▶ _Exercise task_: Will you quote all of the entries, word for word?
------------------------
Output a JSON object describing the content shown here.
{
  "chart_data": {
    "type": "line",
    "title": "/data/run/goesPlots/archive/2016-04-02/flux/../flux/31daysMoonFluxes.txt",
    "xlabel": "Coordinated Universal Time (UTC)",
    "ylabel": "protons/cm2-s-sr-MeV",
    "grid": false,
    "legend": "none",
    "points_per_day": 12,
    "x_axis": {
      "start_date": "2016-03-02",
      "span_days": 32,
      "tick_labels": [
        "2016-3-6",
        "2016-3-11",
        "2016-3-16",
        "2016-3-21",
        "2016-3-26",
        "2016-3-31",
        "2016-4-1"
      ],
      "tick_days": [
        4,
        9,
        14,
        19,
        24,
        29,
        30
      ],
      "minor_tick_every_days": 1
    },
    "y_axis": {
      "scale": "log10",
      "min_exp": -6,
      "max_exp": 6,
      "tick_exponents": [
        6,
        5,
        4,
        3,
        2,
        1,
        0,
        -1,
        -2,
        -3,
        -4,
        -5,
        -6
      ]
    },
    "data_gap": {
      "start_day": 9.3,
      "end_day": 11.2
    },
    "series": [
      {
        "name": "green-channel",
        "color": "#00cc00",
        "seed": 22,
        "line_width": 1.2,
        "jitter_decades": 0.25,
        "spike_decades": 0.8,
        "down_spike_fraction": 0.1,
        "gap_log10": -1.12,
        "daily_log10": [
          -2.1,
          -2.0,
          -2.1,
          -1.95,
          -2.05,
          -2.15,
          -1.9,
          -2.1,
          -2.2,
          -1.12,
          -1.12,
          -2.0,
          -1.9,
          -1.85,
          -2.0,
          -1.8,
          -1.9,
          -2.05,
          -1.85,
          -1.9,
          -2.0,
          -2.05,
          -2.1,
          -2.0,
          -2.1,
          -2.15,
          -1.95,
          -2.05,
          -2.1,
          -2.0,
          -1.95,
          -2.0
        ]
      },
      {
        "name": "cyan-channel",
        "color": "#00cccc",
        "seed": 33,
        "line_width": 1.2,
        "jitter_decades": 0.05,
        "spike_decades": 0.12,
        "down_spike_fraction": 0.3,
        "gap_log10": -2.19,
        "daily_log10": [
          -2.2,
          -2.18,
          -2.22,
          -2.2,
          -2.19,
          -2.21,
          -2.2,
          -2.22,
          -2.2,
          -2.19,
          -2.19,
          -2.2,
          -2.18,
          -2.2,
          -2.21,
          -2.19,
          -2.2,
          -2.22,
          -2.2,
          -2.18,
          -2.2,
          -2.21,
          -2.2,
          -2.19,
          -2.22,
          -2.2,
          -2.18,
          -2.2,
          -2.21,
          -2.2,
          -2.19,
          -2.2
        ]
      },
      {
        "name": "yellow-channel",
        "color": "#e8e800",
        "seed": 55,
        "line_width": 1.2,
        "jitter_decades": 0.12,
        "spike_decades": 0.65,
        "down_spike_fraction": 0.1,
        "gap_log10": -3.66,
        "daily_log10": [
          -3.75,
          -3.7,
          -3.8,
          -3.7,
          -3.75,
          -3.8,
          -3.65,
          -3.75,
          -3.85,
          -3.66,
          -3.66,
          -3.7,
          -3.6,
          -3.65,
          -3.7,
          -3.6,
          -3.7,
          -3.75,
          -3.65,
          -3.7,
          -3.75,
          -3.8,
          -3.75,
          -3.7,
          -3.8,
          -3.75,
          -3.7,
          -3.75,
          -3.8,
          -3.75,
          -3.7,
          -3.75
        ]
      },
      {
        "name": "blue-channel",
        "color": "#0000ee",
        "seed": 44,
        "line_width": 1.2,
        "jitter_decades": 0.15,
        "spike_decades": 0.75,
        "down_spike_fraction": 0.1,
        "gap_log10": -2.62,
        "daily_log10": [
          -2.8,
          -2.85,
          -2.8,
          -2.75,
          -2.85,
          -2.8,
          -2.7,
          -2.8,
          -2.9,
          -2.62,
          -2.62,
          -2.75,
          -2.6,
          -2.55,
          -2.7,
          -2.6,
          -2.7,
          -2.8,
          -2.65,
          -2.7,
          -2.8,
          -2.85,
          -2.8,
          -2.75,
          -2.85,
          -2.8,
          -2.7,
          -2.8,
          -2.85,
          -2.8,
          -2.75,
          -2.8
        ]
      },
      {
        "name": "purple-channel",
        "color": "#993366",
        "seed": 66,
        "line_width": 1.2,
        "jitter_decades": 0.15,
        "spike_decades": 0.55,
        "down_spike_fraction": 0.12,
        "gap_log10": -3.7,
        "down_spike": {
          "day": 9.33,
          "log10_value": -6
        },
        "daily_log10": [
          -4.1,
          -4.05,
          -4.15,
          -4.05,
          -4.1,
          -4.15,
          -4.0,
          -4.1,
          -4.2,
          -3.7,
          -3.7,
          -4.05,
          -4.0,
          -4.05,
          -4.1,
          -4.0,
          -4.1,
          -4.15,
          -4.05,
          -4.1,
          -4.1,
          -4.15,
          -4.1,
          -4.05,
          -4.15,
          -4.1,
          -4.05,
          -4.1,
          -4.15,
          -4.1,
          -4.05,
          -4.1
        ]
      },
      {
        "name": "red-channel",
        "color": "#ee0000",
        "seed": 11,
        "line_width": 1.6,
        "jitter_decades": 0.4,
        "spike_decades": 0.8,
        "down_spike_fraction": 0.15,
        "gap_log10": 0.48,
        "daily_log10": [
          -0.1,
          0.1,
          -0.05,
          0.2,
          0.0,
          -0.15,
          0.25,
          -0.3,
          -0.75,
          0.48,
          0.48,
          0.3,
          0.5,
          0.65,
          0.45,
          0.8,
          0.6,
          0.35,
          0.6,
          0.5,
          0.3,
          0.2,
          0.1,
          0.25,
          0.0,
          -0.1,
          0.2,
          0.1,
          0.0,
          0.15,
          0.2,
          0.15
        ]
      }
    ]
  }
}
------------------------
▶ _Exercise response_:
Output a JSON object describing the content shown here.
{
  "chart_data": {
    "type": "line",
    "title": "/data/run/goesPlots/archive/2016-04-02/flux/../flux/31daysMoonFluxes.txt",
    "xlabel": "Coordinated Universal Time (UTC)",
    "ylabel": "protons/cm2-s-sr-MeV",
    "grid": false,
    "legend": "none",
    "points_per_day": 12,
    "x_axis": {
      "start_date": "2016-03-02",
      "span_days": 32,
      "tick_labels": [
        "2016-3-6",
        "2016-3-11",
        "2016-3-16",
        "2016-3-21",
        "2016-3-26",
        "2016-3-31",
        "2016-4-1"
      ],
      "tick_days": [
        4,
        9,
        14,
        19,
        24,
        29,
        30
      ],
      "minor_tick_every_days": 1
    },
    "y_axis": {
      "scale": "log10",
      "min_exp": -6,
      "max_exp": 6,
      "tick_exponents": [
        6,
        5,
        4,
        3,
        2,
        1,
        0,
        -1,
        -2,
        -3,
        -4,
        -5,
        -6
      ]
    },
    "data_gap": {
      "start_day": 9.3,
      "end_day": 11.2
    },
    "series": [
      {
        "name": "green-channel",
        "color": "#00cc00",
        "seed": 22,
        "line_width": 1.2,
        "jitter_decades": 0.25,
        "spike_decades": 0.8,
        "down_spike_fraction": 0.1,
        "gap_log10": -1.12,
        "daily_log10": [
          -2.1,
          -2.0,
          -2.1,
          -1.95,
          -2.05,
          -2.15,
          -1.9,
          -2.1,
          -2.2,
          -1.12,
          -1.12,
          -2.0,
          -1.9,
          -1.85,
          -2.0,
          -1.8,
          -1.9,
          -2.05,
          -1.85,
          -1.9,
          -2.0,
          -2.05,
          -2.1,
          -2.0,
          -2.1,
          -2.15,
          -1.95,
          -2.05,
          -2.1,
          -2.0,
          -1.95,
          -2.0
        ]
      },
      {
        "name": "cyan-channel",
        "color": "#00cccc",
        "seed": 33,
        "line_width": 1.2,
        "jitter_decades": 0.05,
        "spike_decades": 0.12,
        "down_spike_fraction": 0.3,
        "gap_log10": -2.19,
        "daily_log10": [
          -2.2,
          -2.18,
          -2.22,
          -2.2,
          -2.19,
          -2.21,
          -2.2,
          -2.22,
          -2.2,
          -2.19,
          -2.19,
          -2.2,
          -2.18,
          -2.2,
          -2.21,
          -2.19,
          -2.2,
          -2.22,
          -2.2,
          -2.18,
          -2.2,
          -2.21,
          -2.2,
          -2.19,
          -2.22,
          -2.2,
          -2.18,
          -2.2,
          -2.21,
          -2.2,
          -2.19,
          -2.2
        ]
      },
      {
        "name": "yellow-channel",
        "color": "#e8e800",
        "seed": 55,
        "line_width": 1.2,
        "jitter_decades": 0.12,
        "spike_decades": 0.65,
        "down_spike_fraction": 0.1,
        "gap_log10": -3.66,
        "daily_log10": [
          -3.75,
          -3.7,
          -3.8,
          -3.7,
          -3.75,
          -3.8,
          -3.65,
          -3.75,
          -3.85,
          -3.66,
          -3.66,
          -3.7,
          -3.6,
          -3.65,
          -3.7,
          -3.6,
          -3.7,
          -3.75,
          -3.65,
          -3.7,
          -3.75,
          -3.8,
          -3.75,
          -3.7,
          -3.8,
          -3.75,
          -3.7,
          -3.75,
          -3.8,
          -3.75,
          -3.7,
          -3.75
        ]
      },
      {
        "name": "blue-channel",
        "color": "#0000ee",
        "seed": 44,
        "line_width": 1.2,
        "jitter_decades": 0.15,
        "spike_decades": 0.75,
        "down_spike_fraction": 0.1,
        "gap_log10": -2.62,
        "daily_log10": [
          -2.8,
          -2.85,
          -2.8,
          -2.75,
          -2.85,
          -2.8,
          -2.7,
          -2.8,
          -2.9,
          -2.62,
          -2.62,
          -2.75,
          -2.6,
          -2.55,
          -2.7,
          -2.6,
          -2.7,
          -2.8,
          -2.65,
          -2.7,
          -2.8,
          -2.85,
          -2.8,
          -2.75,
          -2.85,
          -2.8,
          -2.7,
          -2.8,
          -2.85,
          -2.8,
          -2.75,
          -2.8
        ]
      },
      {
        "name": "purple-channel",
        "color": "#993366",
        "seed": 66,
        "line_width": 1.2,
        "jitter_decades": 0.15,
        "spike_decades": 0.55,
        "down_spike_fraction": 0.12,
        "gap_log10": -3.7,
        "down_spike": {
          "day": 9.33,
          "log10_value": -6
        },
        "daily_log10": [
          -4.1,
          -4.05,
          -4.15,
          -4.05,
          -4.1,
          -4.15,
          -4.0,
          -4.1,
          -4.2,
          -3.7,
          -3.7,
          -4.05,
          -4.0,
          -4.05,
          -4.1,
          -4.0,
          -4.1,
          -4.15,
          -4.05,
          -4.1,
          -4.1,
          -4.15,
          -4.1,
          -4.05,
          -4.15,
          -4.1,
          -4.05,
          -4.1,
          -4.15,
          -4.1,
          -4.05,
          -4.1
        ]
      },
      {
        "name": "red-channel",
        "color": "#ee0000",
        "seed": 11,
        "line_width": 1.6,
        "jitter_decades": 0.4,
        "spike_decades": 0.8,
        "down_spike_fraction": 0.15,
        "gap_log10": 0.48,
        "daily_log10": [
          -0.1,
          0.1,
          -0.05,
          0.2,
          0.0,
          -0.15,
          0.25,
          -0.3,
          -0.75,
          0.48,
          0.48,
          0.3,
          0.5,
          0.65,
          0.45,
          0.8,
          0.6,
          0.35,
          0.6,
          0.5,
          0.3,
          0.2,
          0.1,
          0.25,
          0.0,
          -0.1,
          0.2,
          0.1,
          0.0,
          0.15,
          0.2,
          0.15
        ]
      }
    ]
  }
}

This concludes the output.